### What this task involves
Make an exact copy of the lines below.

** Start Material for the task **

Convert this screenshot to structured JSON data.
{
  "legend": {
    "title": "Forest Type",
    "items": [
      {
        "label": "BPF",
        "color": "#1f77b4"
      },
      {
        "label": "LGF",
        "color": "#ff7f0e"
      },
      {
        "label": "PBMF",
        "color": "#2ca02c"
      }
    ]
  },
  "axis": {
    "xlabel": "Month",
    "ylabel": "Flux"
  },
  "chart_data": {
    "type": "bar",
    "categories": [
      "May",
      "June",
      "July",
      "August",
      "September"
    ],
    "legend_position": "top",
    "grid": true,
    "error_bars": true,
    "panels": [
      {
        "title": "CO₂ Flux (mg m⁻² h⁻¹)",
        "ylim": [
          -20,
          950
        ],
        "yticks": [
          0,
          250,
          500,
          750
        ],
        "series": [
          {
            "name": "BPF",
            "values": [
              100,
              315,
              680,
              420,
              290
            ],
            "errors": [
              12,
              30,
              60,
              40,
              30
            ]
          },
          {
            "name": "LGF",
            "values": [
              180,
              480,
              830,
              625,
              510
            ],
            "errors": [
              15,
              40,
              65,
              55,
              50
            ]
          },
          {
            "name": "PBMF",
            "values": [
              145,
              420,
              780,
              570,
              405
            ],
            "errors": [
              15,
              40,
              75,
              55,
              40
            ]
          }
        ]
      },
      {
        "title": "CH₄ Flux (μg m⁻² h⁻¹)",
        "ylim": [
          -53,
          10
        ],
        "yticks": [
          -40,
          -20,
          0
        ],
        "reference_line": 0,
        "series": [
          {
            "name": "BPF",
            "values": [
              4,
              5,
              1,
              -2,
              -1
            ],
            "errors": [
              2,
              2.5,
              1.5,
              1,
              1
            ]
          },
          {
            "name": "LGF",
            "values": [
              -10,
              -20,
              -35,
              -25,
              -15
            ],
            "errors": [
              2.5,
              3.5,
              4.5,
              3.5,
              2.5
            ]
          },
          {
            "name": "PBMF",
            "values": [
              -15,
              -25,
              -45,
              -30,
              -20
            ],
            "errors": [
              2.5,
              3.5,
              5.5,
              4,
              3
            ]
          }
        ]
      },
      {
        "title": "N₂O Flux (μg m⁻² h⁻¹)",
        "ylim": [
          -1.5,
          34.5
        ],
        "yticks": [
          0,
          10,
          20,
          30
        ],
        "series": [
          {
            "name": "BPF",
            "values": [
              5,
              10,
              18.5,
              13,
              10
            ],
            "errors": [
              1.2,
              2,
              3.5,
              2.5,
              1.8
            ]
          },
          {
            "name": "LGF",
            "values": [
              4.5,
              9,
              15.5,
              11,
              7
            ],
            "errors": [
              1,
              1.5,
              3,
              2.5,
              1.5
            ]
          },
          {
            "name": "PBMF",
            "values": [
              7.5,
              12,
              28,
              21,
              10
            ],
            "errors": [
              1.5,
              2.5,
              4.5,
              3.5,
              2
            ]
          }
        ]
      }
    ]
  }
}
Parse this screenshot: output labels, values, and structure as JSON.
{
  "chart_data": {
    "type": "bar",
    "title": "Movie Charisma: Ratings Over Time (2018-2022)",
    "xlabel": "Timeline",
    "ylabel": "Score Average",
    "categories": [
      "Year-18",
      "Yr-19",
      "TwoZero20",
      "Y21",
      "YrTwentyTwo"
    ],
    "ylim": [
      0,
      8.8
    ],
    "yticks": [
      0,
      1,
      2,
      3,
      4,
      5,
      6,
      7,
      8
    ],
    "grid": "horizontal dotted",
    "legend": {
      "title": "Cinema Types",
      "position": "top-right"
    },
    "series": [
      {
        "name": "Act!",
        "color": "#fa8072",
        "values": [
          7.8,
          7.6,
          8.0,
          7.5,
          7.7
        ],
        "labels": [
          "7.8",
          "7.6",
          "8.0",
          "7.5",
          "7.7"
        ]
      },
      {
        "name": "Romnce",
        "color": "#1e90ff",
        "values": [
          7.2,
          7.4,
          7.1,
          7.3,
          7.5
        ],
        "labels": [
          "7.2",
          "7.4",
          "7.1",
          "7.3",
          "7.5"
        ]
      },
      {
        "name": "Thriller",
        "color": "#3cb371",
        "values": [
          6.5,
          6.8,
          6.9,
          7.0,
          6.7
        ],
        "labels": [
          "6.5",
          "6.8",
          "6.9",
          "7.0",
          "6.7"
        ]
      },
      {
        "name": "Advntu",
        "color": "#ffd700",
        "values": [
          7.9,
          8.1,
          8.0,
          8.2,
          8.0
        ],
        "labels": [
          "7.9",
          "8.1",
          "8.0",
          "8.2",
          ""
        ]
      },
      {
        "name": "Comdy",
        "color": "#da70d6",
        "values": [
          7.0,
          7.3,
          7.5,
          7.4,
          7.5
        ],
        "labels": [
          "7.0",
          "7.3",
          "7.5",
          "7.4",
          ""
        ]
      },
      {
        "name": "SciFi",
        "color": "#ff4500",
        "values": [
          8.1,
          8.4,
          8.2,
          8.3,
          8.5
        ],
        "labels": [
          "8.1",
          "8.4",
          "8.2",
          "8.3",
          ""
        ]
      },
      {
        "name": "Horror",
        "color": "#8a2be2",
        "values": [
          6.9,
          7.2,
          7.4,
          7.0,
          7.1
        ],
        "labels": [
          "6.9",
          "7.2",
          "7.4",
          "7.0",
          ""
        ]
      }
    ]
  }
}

** End Material for the task **

### Solution below
Convert this screenshot to structured JSON data.
{
  "legend": {
    "title": "Forest Type",
    "items": [
      {
        "label": "BPF",
        "color": "#1f77b4"
      },
      {
        "label": "LGF",
        "color": "#ff7f0e"
      },
      {
        "label": "PBMF",
        "color": "#2ca02c"
      }
    ]
  },
  "axis": {
    "xlabel": "Month",
    "ylabel": "Flux"
  },
  "chart_data": {
    "type": "bar",
    "categories": [
      "May",
      "June",
      "July",
      "August",
      "September"
    ],
    "legend_position": "top",
    "grid": true,
    "error_bars": true,
    "panels": [
      {
        "title": "CO₂ Flux (mg m⁻² h⁻¹)",
        "ylim": [
          -20,
          950
        ],
        "yticks": [
          0,
          250,
          500,
          750
        ],
        "series": [
          {
            "name": "BPF",
            "values": [
              100,
              315,
              680,
              420,
              290
            ],
            "errors": [
              12,
              30,
              60,
              40,
              30
            ]
          },
          {
            "name": "LGF",
            "values": [
              180,
              480,
              830,
              625,
              510
            ],
            "errors": [
              15,
              40,
              65,
              55,
              50
            ]
          },
          {
            "name": "PBMF",
            "values": [
              145,
              420,
              780,
              570,
              405
            ],
            "errors": [
              15,
              40,
              75,
              55,
              40
            ]
          }
        ]
      },
      {
        "title": "CH₄ Flux (μg m⁻² h⁻¹)",
        "ylim": [
          -53,
          10
        ],
        "yticks": [
          -40,
          -20,
          0
        ],
        "reference_line": 0,
        "series": [
          {
            "name": "BPF",
            "values": [
              4,
              5,
              1,
              -2,
              -1
            ],
            "errors": [
              2,
              2.5,
              1.5,
              1,
              1
            ]
          },
          {
            "name": "LGF",
            "values": [
              -10,
              -20,
              -35,
              -25,
              -15
            ],
            "errors": [
              2.5,
              3.5,
              4.5,
              3.5,
              2.5
            ]
          },
          {
            "name": "PBMF",
            "values": [
              -15,
              -25,
              -45,
              -30,
              -20
            ],
            "errors": [
              2.5,
              3.5,
              5.5,
              4,
              3
            ]
          }
        ]
      },
      {
        "title": "N₂O Flux (μg m⁻² h⁻¹)",
        "ylim": [
          -1.5,
          34.5
        ],
        "yticks": [
          0,
          10,
          20,
          30
        ],
        "series": [
          {
            "name": "BPF",
            "values": [
              5,
              10,
              18.5,
              13,
              10
            ],
            "errors": [
              1.2,
              2,
              3.5,
              2.5,
              1.8
            ]
          },
          {
            "name": "LGF",
            "values": [
              4.5,
              9,
              15.5,
              11,
              7
            ],
            "errors": [
              1,
              1.5,
              3,
              2.5,
              1.5
            ]
          },
          {
            "name": "PBMF",
            "values": [
              7.5,
              12,
              28,
              21,
              10
            ],
            "errors": [
              1.5,
              2.5,
              4.5,
              3.5,
              2
            ]
          }
        ]
      }
    ]
  }
}
Parse this screenshot: output labels, values, and structure as JSON.
{
  "chart_data": {
    "type": "bar",
    "title": "Movie Charisma: Ratings Over Time (2018-2022)",
    "xlabel": "Timeline",
    "ylabel": "Score Average",
    "categories": [
      "Year-18",
      "Yr-19",
      "TwoZero20",
      "Y21",
      "YrTwentyTwo"
    ],
    "ylim": [
      0,
      8.8
    ],
    "yticks": [
      0,
      1,
      2,
      3,
      4,
      5,
      6,
      7,
      8
    ],
    "grid": "horizontal dotted",
    "legend": {
      "title": "Cinema Types",
      "position": "top-right"
    },
    "series": [
      {
        "name": "Act!",
        "color": "#fa8072",
        "values": [
          7.8,
          7.6,
          8.0,
          7.5,
          7.7
        ],
        "labels": [
          "7.8",
          "7.6",
          "8.0",
          "7.5",
          "7.7"
        ]
      },
      {
        "name": "Romnce",
        "color": "#1e90ff",
        "values": [
          7.2,
          7.4,
          7.1,
          7.3,
          7.5
        ],
        "labels": [
          "7.2",
          "7.4",
          "7.1",
          "7.3",
          "7.5"
        ]
      },
      {
        "name": "Thriller",
        "color": "#3cb371",
        "values": [
          6.5,
          6.8,
          6.9,
          7.0,
          6.7
        ],
        "labels": [
          "6.5",
          "6.8",
          "6.9",
          "7.0",
          "6.7"
        ]
      },
      {
        "name": "Advntu",
        "color": "#ffd700",
        "values": [
          7.9,
          8.1,
          8.0,
          8.2,
          8.0
        ],
        "labels": [
          "7.9",
          "8.1",
          "8.0",
          "8.2",
          ""
        ]
      },
      {
        "name": "Comdy",
        "color": "#da70d6",
        "values": [
          7.0,
          7.3,
          7.5,
          7.4,
          7.5
        ],
        "labels": [
          "7.0",
          "7.3",
          "7.5",
          "7.4",
          ""
        ]
      },
      {
        "name": "SciFi",
        "color": "#ff4500",
        "values": [
          8.1,
          8.4,
          8.2,
          8.3,
          8.5
        ],
        "labels": [
          "8.1",
          "8.4",
          "8.2",
          "8.3",
          ""
        ]
      },
      {
        "name": "Horror",
        "color": "#8a2be2",
        "values": [
          6.9,
          7.2,
          7.4,
          7.0,
          7.1
        ],
        "labels": [
          "6.9",
          "7.2",
          "7.4",
          "7.0",
          ""
        ]
      }
    ]
  }
}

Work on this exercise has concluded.